▸ **THE INPUT**:

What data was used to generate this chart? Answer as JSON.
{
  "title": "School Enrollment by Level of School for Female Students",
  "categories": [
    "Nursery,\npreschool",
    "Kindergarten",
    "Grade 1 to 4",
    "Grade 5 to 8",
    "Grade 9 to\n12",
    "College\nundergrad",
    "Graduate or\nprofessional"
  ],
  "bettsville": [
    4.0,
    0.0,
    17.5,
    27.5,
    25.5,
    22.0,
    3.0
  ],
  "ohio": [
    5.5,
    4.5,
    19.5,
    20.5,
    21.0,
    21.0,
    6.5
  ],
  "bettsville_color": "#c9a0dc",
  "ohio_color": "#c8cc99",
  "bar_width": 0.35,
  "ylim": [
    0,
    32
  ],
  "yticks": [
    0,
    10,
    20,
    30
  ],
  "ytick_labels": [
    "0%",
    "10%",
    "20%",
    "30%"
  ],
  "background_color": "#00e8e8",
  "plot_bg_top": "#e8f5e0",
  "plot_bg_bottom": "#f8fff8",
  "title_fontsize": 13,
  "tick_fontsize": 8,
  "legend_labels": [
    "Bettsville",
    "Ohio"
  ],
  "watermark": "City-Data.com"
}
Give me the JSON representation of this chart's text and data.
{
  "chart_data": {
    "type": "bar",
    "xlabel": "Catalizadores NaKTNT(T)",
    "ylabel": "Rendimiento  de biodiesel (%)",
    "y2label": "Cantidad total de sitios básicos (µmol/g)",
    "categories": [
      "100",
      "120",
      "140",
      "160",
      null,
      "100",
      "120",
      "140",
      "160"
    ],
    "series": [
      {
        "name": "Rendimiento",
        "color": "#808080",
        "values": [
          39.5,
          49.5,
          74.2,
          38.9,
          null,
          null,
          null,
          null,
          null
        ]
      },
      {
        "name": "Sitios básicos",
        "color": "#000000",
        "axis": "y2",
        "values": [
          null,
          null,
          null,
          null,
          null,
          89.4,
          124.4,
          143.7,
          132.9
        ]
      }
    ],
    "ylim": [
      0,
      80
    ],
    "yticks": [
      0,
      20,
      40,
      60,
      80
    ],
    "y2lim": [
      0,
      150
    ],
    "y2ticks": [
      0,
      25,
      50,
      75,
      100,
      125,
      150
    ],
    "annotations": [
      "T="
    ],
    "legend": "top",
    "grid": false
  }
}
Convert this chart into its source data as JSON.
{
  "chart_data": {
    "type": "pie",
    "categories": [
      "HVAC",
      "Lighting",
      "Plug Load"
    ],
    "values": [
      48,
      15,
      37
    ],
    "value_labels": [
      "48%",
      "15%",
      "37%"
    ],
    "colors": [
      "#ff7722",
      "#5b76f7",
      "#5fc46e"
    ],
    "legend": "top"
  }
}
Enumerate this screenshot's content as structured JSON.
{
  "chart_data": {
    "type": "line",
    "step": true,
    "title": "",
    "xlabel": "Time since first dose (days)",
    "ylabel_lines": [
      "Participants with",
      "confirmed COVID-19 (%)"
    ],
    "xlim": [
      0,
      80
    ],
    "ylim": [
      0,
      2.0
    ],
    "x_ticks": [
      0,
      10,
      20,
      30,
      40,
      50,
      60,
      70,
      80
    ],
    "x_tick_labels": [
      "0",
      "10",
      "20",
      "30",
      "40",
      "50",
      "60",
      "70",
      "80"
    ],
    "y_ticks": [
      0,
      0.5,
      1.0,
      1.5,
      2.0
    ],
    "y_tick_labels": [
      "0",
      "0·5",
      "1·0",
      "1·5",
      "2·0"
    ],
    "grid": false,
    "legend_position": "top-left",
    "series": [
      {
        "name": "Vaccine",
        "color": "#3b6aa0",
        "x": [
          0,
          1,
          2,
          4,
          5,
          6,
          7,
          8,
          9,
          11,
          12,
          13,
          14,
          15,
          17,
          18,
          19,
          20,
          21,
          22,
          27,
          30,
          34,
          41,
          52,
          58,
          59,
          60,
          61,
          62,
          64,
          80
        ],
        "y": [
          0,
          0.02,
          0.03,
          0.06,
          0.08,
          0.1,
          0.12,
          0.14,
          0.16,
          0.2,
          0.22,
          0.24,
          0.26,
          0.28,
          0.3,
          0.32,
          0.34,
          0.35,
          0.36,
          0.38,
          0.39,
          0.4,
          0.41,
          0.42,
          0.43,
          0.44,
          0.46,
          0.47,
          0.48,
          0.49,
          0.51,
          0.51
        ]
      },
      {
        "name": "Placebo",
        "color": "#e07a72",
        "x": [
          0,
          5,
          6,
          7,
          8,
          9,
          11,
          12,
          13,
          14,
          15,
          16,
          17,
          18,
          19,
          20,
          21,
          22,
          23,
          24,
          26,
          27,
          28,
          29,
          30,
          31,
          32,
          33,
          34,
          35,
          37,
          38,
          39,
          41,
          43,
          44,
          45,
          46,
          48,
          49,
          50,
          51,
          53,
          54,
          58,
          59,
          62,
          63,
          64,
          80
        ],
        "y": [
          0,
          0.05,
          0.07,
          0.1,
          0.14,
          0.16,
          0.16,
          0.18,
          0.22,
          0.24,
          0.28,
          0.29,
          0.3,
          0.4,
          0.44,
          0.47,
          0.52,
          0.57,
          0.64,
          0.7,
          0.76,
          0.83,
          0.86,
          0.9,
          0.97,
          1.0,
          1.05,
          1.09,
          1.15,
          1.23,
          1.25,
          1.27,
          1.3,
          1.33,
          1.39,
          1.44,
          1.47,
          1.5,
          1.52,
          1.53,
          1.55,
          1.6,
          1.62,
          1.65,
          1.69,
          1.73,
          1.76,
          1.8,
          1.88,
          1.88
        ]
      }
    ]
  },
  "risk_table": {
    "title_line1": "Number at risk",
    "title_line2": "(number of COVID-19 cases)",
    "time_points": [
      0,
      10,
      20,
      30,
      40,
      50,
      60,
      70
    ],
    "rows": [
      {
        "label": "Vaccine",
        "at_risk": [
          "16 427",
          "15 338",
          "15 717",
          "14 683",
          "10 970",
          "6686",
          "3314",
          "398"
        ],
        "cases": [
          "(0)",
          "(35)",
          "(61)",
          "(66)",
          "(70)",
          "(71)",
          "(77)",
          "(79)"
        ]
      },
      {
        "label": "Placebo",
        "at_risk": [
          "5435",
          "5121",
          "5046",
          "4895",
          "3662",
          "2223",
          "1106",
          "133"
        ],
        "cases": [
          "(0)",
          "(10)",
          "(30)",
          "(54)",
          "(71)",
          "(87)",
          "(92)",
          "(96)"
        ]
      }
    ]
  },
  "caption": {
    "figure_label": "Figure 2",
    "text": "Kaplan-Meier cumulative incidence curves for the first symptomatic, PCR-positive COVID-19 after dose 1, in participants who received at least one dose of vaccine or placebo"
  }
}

▸ **OBJECTIVE**: Copy every line of the material, please, keeping it exactly the same.

▸ **OUTPUT FOR THIS TASK**:
What data was used to generate this chart? Answer as JSON.
{
  "title": "School Enrollment by Level of School for Female Students",
  "categories": [
    "Nursery,\npreschool",
    "Kindergarten",
    "Grade 1 to 4",
    "Grade 5 to 8",
    "Grade 9 to\n12",
    "College\nundergrad",
    "Graduate or\nprofessional"
  ],
  "bettsville": [
    4.0,
    0.0,
    17.5,
    27.5,
    25.5,
    22.0,
    3.0
  ],
  "ohio": [
    5.5,
    4.5,
    19.5,
    20.5,
    21.0,
    21.0,
    6.5
  ],
  "bettsville_color": "#c9a0dc",
  "ohio_color": "#c8cc99",
  "bar_width": 0.35,
  "ylim": [
    0,
    32
  ],
  "yticks": [
    0,
    10,
    20,
    30
  ],
  "ytick_labels": [
    "0%",
    "10%",
    "20%",
    "30%"
  ],
  "background_color": "#00e8e8",
  "plot_bg_top": "#e8f5e0",
  "plot_bg_bottom": "#f8fff8",
  "title_fontsize": 13,
  "tick_fontsize": 8,
  "legend_labels": [
    "Bettsville",
    "Ohio"
  ],
  "watermark": "City-Data.com"
}
Give me the JSON representation of this chart's text and data.
{
  "chart_data": {
    "type": "bar",
    "xlabel": "Catalizadores NaKTNT(T)",
    "ylabel": "Rendimiento  de biodiesel (%)",
    "y2label": "Cantidad total de sitios básicos (µmol/g)",
    "categories": [
      "100",
      "120",
      "140",
      "160",
      null,
      "100",
      "120",
      "140",
      "160"
    ],
    "series": [
      {
        "name": "Rendimiento",
        "color": "#808080",
        "values": [
          39.5,
          49.5,
          74.2,
          38.9,
          null,
          null,
          null,
          null,
          null
        ]
      },
      {
        "name": "Sitios básicos",
        "color": "#000000",
        "axis": "y2",
        "values": [
          null,
          null,
          null,
          null,
          null,
          89.4,
          124.4,
          143.7,
          132.9
        ]
      }
    ],
    "ylim": [
      0,
      80
    ],
    "yticks": [
      0,
      20,
      40,
      60,
      80
    ],
    "y2lim": [
      0,
      150
    ],
    "y2ticks": [
      0,
      25,
      50,
      75,
      100,
      125,
      150
    ],
    "annotations": [
      "T="
    ],
    "legend": "top",
    "grid": false
  }
}
Convert this chart into its source data as JSON.
{
  "chart_data": {
    "type": "pie",
    "categories": [
      "HVAC",
      "Lighting",
      "Plug Load"
    ],
    "values": [
      48,
      15,
      37
    ],
    "value_labels": [
      "48%",
      "15%",
      "37%"
    ],
    "colors": [
      "#ff7722",
      "#5b76f7",
      "#5fc46e"
    ],
    "legend": "top"
  }
}
Enumerate this screenshot's content as structured JSON.
{
  "chart_data": {
    "type": "line",
    "step": true,
    "title": "",
    "xlabel": "Time since first dose (days)",
    "ylabel_lines": [
      "Participants with",
      "confirmed COVID-19 (%)"
    ],
    "xlim": [
      0,
      80
    ],
    "ylim": [
      0,
      2.0
    ],
    "x_ticks": [
      0,
      10,
      20,
      30,
      40,
      50,
      60,
      70,
      80
    ],
    "x_tick_labels": [
      "0",
      "10",
      "20",
      "30",
      "40",
      "50",
      "60",
      "70",
      "80"
    ],
    "y_ticks": [
      0,
      0.5,
      1.0,
      1.5,
      2.0
    ],
    "y_tick_labels": [
      "0",
      "0·5",
      "1·0",
      "1·5",
      "2·0"
    ],
    "grid": false,
    "legend_position": "top-left",
    "series": [
      {
        "name": "Vaccine",
        "color": "#3b6aa0",
        "x": [
          0,
          1,
          2,
          4,
          5,
          6,
          7,
          8,
          9,
          11,
          12,
          13,
          14,
          15,
          17,
          18,
          19,
          20,
          21,
          22,
          27,
          30,
          34,
          41,
          52,
          58,
          59,
          60,
          61,
          62,
          64,
          80
        ],
        "y": [
          0,
          0.02,
          0.03,
          0.06,
          0.08,
          0.1,
          0.12,
          0.14,
          0.16,
          0.2,
          0.22,
          0.24,
          0.26,
          0.28,
          0.3,
          0.32,
          0.34,
          0.35,
          0.36,
          0.38,
          0.39,
          0.4,
          0.41,
          0.42,
          0.43,
          0.44,
          0.46,
          0.47,
          0.48,
          0.49,
          0.51,
          0.51
        ]
      },
      {
        "name": "Placebo",
        "color": "#e07a72",
        "x": [
          0,
          5,
          6,
          7,
          8,
          9,
          11,
          12,
          13,
          14,
          15,
          16,
          17,
          18,
          19,
          20,
          21,
          22,
          23,
          24,
          26,
          27,
          28,
          29,
          30,
          31,
          32,
          33,
          34,
          35,
          37,
          38,
          39,
          41,
          43,
          44,
          45,
          46,
          48,
          49,
          50,
          51,
          53,
          54,
          58,
          59,
          62,
          63,
          64,
          80
        ],
        "y": [
          0,
          0.05,
          0.07,
          0.1,
          0.14,
          0.16,
          0.16,
          0.18,
          0.22,
          0.24,
          0.28,
          0.29,
          0.3,
          0.4,
          0.44,
          0.47,
          0.52,
          0.57,
          0.64,
          0.7,
          0.76,
          0.83,
          0.86,
          0.9,
          0.97,
          1.0,
          1.05,
          1.09,
          1.15,
          1.23,
          1.25,
          1.27,
          1.3,
          1.33,
          1.39,
          1.44,
          1.47,
          1.5,
          1.52,
          1.53,
          1.55,
          1.6,
          1.62,
          1.65,
          1.69,
          1.73,
          1.76,
          1.8,
          1.88,
          1.88
        ]
      }
    ]
  },
  "risk_table": {
    "title_line1": "Number at risk",
    "title_line2": "(number of COVID-19 cases)",
    "time_points": [
      0,
      10,
      20,
      30,
      40,
      50,
      60,
      70
    ],
    "rows": [
      {
        "label": "Vaccine",
        "at_risk": [
          "16 427",
          "15 338",
          "15 717",
          "14 683",
          "10 970",
          "6686",
          "3314",
          "398"
        ],
        "cases": [
          "(0)",
          "(35)",
          "(61)",
          "(66)",
          "(70)",
          "(71)",
          "(77)",
          "(79)"
        ]
      },
      {
        "label": "Placebo",
        "at_risk": [
          "5435",
          "5121",
          "5046",
          "4895",
          "3662",
          "2223",
          "1106",
          "133"
        ],
        "cases": [
          "(0)",
          "(10)",
          "(30)",
          "(54)",
          "(71)",
          "(87)",
          "(92)",
          "(96)"
        ]
      }
    ]
  },
  "caption": {
    "figure_label": "Figure 2",
    "text": "Kaplan-Meier cumulative incidence curves for the first symptomatic, PCR-positive COVID-19 after dose 1, in participants who received at least one dose of vaccine or placebo"
  }
}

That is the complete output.